(Dataset entries)
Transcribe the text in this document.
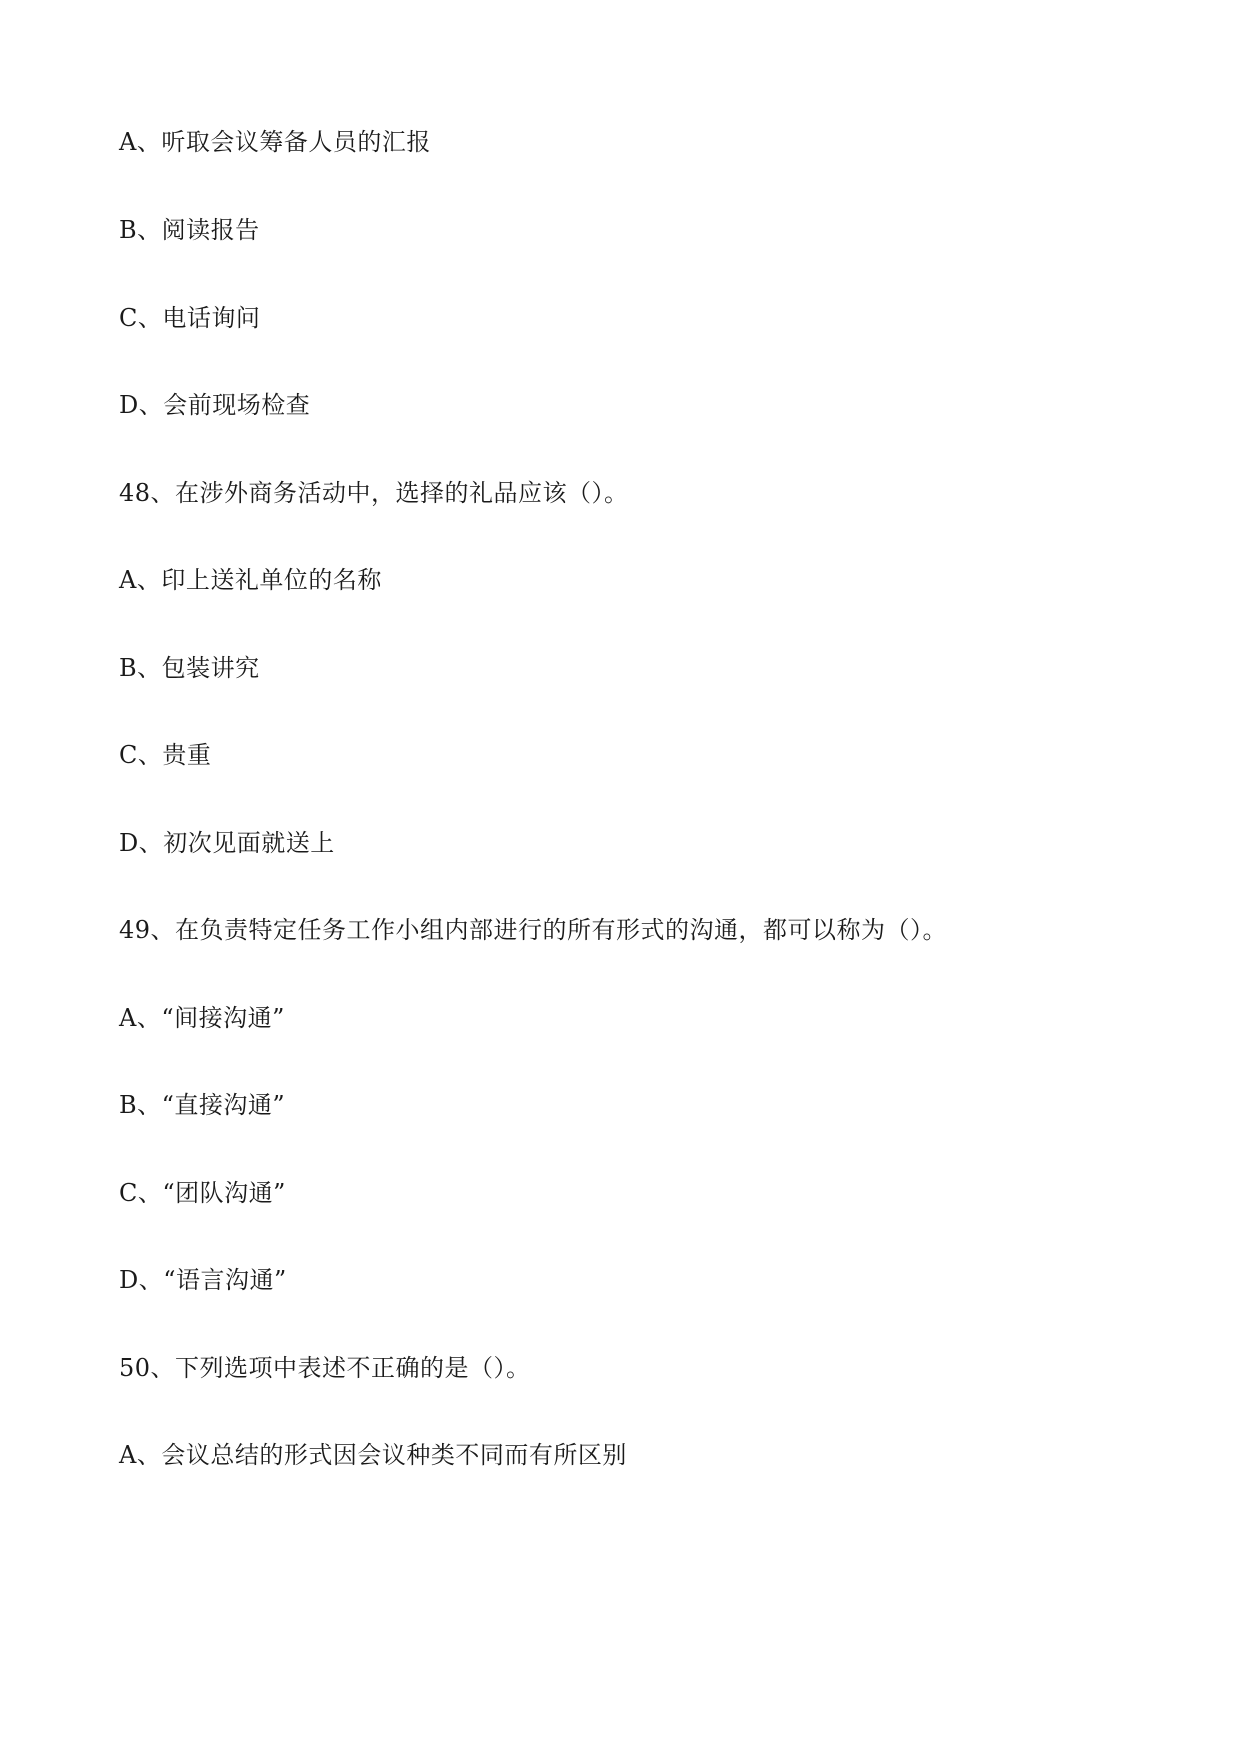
A、听取会议筹备人员的汇报
B、阅读报告
C、电话询问
D、会前现场检查
48、在涉外商务活动中，选择的礼品应该（）。
A、印上送礼单位的名称
B、包装讲究
C、贵重
D、初次见面就送上
49、在负责特定任务工作小组内部进行的所有形式的沟通，都可以称为（）。
A、“间接沟通”
B、“直接沟通”
C、“团队沟通”
D、“语言沟通”
50、下列选项中表述不正确的是（）。
A、会议总结的形式因会议种类不同而有所区别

**WHAT YOU NEED TO DO:** Transcribe the listing in full and omit the pictures.

**THE ANSWER:**
Transcribe the text in this document.
A、听取会议筹备人员的汇报
B、阅读报告
C、电话询问
D、会前现场检查
48、在涉外商务活动中，选择的礼品应该（）。
A、印上送礼单位的名称
B、包装讲究
C、贵重
D、初次见面就送上
49、在负责特定任务工作小组内部进行的所有形式的沟通，都可以称为（）。
A、“间接沟通”
B、“直接沟通”
C、“团队沟通”
D、“语言沟通”
50、下列选项中表述不正确的是（）。
A、会议总结的形式因会议种类不同而有所区别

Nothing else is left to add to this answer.